Exercise instructions = List the lines of the data below as a numbered list, from the line containing "1715, 163, 1756]" through the line containing "1759, 365, 1800]", omitting any blank lines.

Region and label listings =
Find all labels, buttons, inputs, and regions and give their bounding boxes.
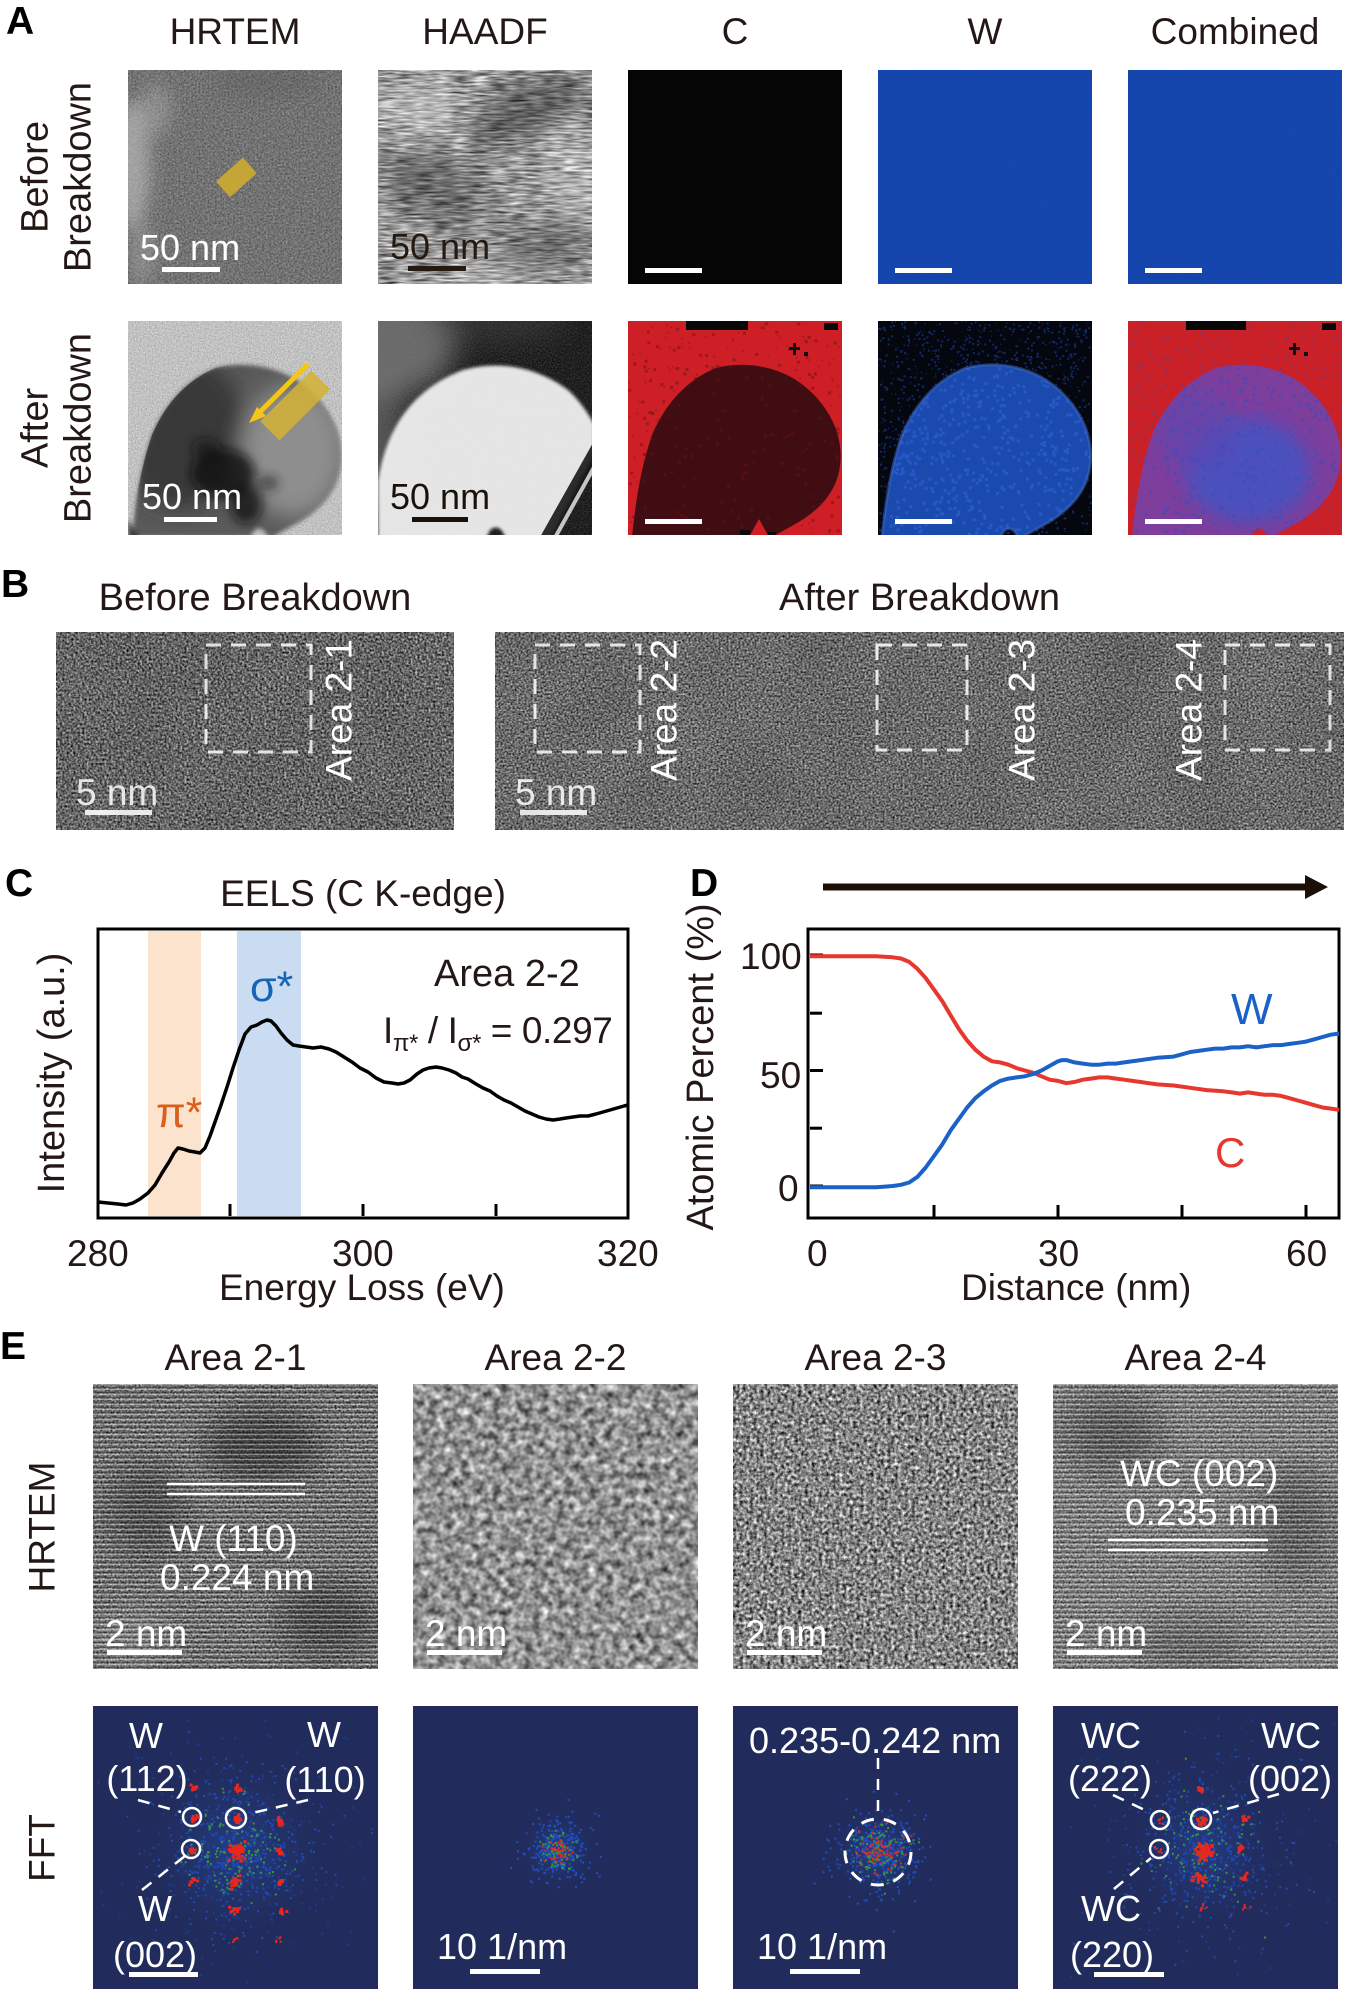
svg-text:W: W	[129, 1715, 163, 1756]
svg-text:0.235 nm: 0.235 nm	[1125, 1492, 1279, 1533]
svg-text:50 nm: 50 nm	[140, 227, 240, 268]
svg-text:50 nm: 50 nm	[142, 476, 242, 517]
svg-text:(002): (002)	[1248, 1758, 1332, 1799]
svg-text:10 1/nm: 10 1/nm	[757, 1926, 887, 1967]
svg-text:WC: WC	[1081, 1888, 1141, 1929]
svg-text:(112): (112)	[106, 1758, 187, 1799]
svg-text:WC (002): WC (002)	[1120, 1453, 1278, 1494]
svg-text:(110): (110)	[284, 1759, 365, 1800]
svg-text:10 1/nm: 10 1/nm	[437, 1926, 567, 1967]
svg-text:2 nm: 2 nm	[1065, 1613, 1147, 1654]
svg-text:(220): (220)	[1070, 1934, 1154, 1975]
svg-text:2 nm: 2 nm	[105, 1613, 187, 1654]
svg-text:50 nm: 50 nm	[390, 226, 490, 267]
svg-text:0.224 nm: 0.224 nm	[160, 1557, 314, 1598]
svg-text:2 nm: 2 nm	[425, 1613, 507, 1654]
svg-text:W: W	[307, 1714, 341, 1755]
svg-text:0.235-0.242 nm: 0.235-0.242 nm	[749, 1720, 1001, 1761]
svg-text:(002): (002)	[113, 1934, 197, 1975]
svg-text:WC: WC	[1261, 1715, 1321, 1756]
svg-text:W (110): W (110)	[169, 1518, 298, 1559]
svg-text:50 nm: 50 nm	[390, 476, 490, 517]
svg-text:W: W	[138, 1888, 172, 1929]
svg-text:2 nm: 2 nm	[745, 1613, 827, 1654]
svg-text:(222): (222)	[1068, 1758, 1152, 1799]
svg-text:WC: WC	[1081, 1715, 1141, 1756]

Solved problem =
1. svg-text:W: W	[129, 1715, 163, 1756]
2. svg-text:0.235 nm: 0.235 nm	[1125, 1492, 1279, 1533]
3. svg-text:50 nm: 50 nm	[140, 227, 240, 268]
4. svg-text:50 nm: 50 nm	[142, 476, 242, 517]
5. svg-text:(002): (002)	[1248, 1758, 1332, 1799]
6. svg-text:10 1/nm: 10 1/nm	[757, 1926, 887, 1967]
7. svg-text:WC: WC	[1081, 1888, 1141, 1929]
8. svg-text:(112): (112)	[106, 1758, 187, 1799]
9. svg-text:WC (002): WC (002)	[1120, 1453, 1278, 1494]
10. svg-text:(110): (110)	[284, 1759, 365, 1800]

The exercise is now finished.